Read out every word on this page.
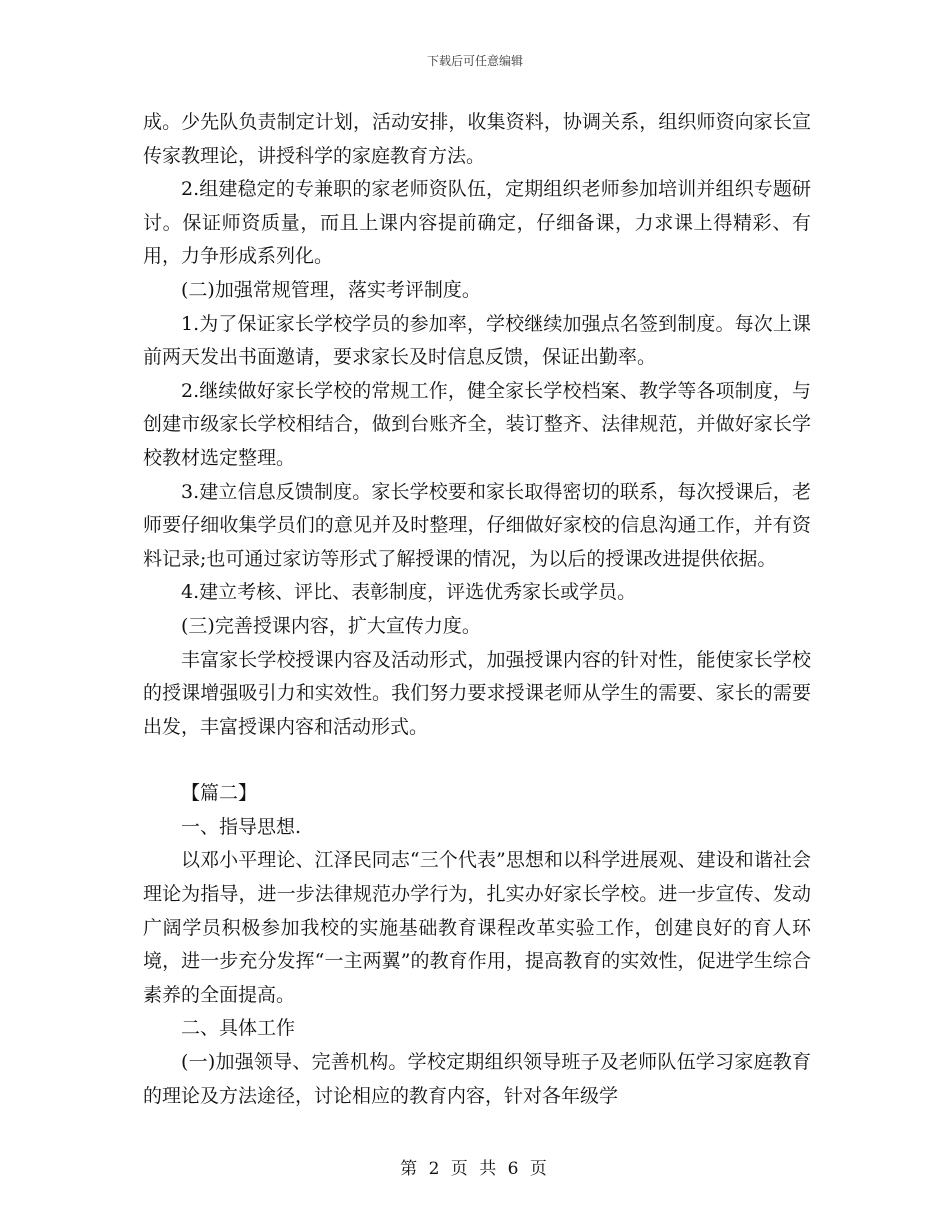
下载后可任意编辑

成。少先队负责制定计划，活动安排，收集资料，协调关系，组织师资向家长宣传家教理论，讲授科学的家庭教育方法。

2.组建稳定的专兼职的家老师资队伍，定期组织老师参加培训并组织专题研讨。保证师资质量，而且上课内容提前确定，仔细备课，力求课上得精彩、有用，力争形成系列化。

(二)加强常规管理，落实考评制度。

1.为了保证家长学校学员的参加率，学校继续加强点名签到制度。每次上课前两天发出书面邀请，要求家长及时信息反馈，保证出勤率。

2.继续做好家长学校的常规工作，健全家长学校档案、教学等各项制度，与创建市级家长学校相结合，做到台账齐全，装订整齐、法律规范，并做好家长学校教材选定整理。

3.建立信息反馈制度。家长学校要和家长取得密切的联系，每次授课后，老师要仔细收集学员们的意见并及时整理，仔细做好家校的信息沟通工作，并有资料记录;也可通过家访等形式了解授课的情况，为以后的授课改进提供依据。

4.建立考核、评比、表彰制度，评选优秀家长或学员。

(三)完善授课内容，扩大宣传力度。

丰富家长学校授课内容及活动形式，加强授课内容的针对性，能使家长学校的授课增强吸引力和实效性。我们努力要求授课老师从学生的需要、家长的需要出发，丰富授课内容和活动形式。

【篇二】

一、指导思想.

以邓小平理论、江泽民同志“三个代表”思想和以科学进展观、建设和谐社会理论为指导，进一步法律规范办学行为，扎实办好家长学校。进一步宣传、发动广阔学员积极参加我校的实施基础教育课程改革实验工作，创建良好的育人环境，进一步充分发挥“一主两翼”的教育作用，提高教育的实效性，促进学生综合素养的全面提高。

二、具体工作

(一)加强领导、完善机构。学校定期组织领导班子及老师队伍学习家庭教育的理论及方法途径，讨论相应的教育内容，针对各年级学

第 2 页 共 6 页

------------------------

GIVEN EXERCISE: Output every entry word for word, but omit the pictures.

ANSWER TO THE PROBLEM:
Read out every word on this page.
下载后可任意编辑

成。少先队负责制定计划，活动安排，收集资料，协调关系，组织师资向家长宣传家教理论，讲授科学的家庭教育方法。

2.组建稳定的专兼职的家老师资队伍，定期组织老师参加培训并组织专题研讨。保证师资质量，而且上课内容提前确定，仔细备课，力求课上得精彩、有用，力争形成系列化。

(二)加强常规管理，落实考评制度。

1.为了保证家长学校学员的参加率，学校继续加强点名签到制度。每次上课前两天发出书面邀请，要求家长及时信息反馈，保证出勤率。

2.继续做好家长学校的常规工作，健全家长学校档案、教学等各项制度，与创建市级家长学校相结合，做到台账齐全，装订整齐、法律规范，并做好家长学校教材选定整理。

3.建立信息反馈制度。家长学校要和家长取得密切的联系，每次授课后，老师要仔细收集学员们的意见并及时整理，仔细做好家校的信息沟通工作，并有资料记录;也可通过家访等形式了解授课的情况，为以后的授课改进提供依据。

4.建立考核、评比、表彰制度，评选优秀家长或学员。

(三)完善授课内容，扩大宣传力度。

丰富家长学校授课内容及活动形式，加强授课内容的针对性，能使家长学校的授课增强吸引力和实效性。我们努力要求授课老师从学生的需要、家长的需要出发，丰富授课内容和活动形式。

【篇二】

一、指导思想.

以邓小平理论、江泽民同志“三个代表”思想和以科学进展观、建设和谐社会理论为指导，进一步法律规范办学行为，扎实办好家长学校。进一步宣传、发动广阔学员积极参加我校的实施基础教育课程改革实验工作，创建良好的育人环境，进一步充分发挥“一主两翼”的教育作用，提高教育的实效性，促进学生综合素养的全面提高。

二、具体工作

(一)加强领导、完善机构。学校定期组织领导班子及老师队伍学习家庭教育的理论及方法途径，讨论相应的教育内容，针对各年级学

第 2 页 共 6 页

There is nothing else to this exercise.